> TASK
Extract every line that contains the word "аккаунте".
--- start RECORDS SHOWN ---
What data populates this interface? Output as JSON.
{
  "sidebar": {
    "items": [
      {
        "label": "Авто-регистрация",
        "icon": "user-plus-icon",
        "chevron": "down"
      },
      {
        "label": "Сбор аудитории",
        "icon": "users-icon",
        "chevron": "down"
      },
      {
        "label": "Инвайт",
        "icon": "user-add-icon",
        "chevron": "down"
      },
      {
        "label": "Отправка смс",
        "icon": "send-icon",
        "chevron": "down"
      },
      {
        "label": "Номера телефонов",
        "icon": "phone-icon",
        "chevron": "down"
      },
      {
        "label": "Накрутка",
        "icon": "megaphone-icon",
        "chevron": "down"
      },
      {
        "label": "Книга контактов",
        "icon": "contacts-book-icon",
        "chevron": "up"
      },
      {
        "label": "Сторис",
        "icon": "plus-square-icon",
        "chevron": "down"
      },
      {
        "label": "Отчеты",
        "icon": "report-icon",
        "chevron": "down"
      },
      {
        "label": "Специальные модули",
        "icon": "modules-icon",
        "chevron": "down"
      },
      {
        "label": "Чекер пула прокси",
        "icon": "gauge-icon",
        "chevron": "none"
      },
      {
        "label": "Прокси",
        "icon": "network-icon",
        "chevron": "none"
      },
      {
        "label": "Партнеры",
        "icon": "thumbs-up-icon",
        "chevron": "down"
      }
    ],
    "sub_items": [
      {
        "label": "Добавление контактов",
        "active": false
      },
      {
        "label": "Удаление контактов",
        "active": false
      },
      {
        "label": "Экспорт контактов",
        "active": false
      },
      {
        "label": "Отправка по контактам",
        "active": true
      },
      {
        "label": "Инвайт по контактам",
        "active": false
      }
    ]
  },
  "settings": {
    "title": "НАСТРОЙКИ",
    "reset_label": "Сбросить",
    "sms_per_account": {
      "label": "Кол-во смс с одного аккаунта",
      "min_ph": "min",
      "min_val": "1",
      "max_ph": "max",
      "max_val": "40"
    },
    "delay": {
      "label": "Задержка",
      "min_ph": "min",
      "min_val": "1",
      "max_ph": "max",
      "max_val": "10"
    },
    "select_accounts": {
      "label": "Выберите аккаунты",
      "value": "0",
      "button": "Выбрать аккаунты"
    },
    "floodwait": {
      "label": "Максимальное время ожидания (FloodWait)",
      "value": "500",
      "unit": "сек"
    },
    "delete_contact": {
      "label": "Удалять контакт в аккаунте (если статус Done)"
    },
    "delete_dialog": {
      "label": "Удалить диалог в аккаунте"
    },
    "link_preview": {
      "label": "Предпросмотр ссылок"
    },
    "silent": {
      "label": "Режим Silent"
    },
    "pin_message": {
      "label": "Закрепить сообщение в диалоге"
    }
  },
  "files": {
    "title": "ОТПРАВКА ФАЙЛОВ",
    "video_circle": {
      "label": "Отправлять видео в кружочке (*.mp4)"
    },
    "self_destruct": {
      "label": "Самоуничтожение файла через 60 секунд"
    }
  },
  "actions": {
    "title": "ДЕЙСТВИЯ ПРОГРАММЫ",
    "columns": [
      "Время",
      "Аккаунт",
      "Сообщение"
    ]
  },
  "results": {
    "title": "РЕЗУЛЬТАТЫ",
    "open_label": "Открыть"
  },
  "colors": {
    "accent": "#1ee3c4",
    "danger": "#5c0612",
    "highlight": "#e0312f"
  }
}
--- end RECORDS SHOWN ---
> ANSWER FOR THE TASK
      "label": "Удалять контакт в аккаунте (если статус Done)"
      "label": "Удалить диалог в аккаунте"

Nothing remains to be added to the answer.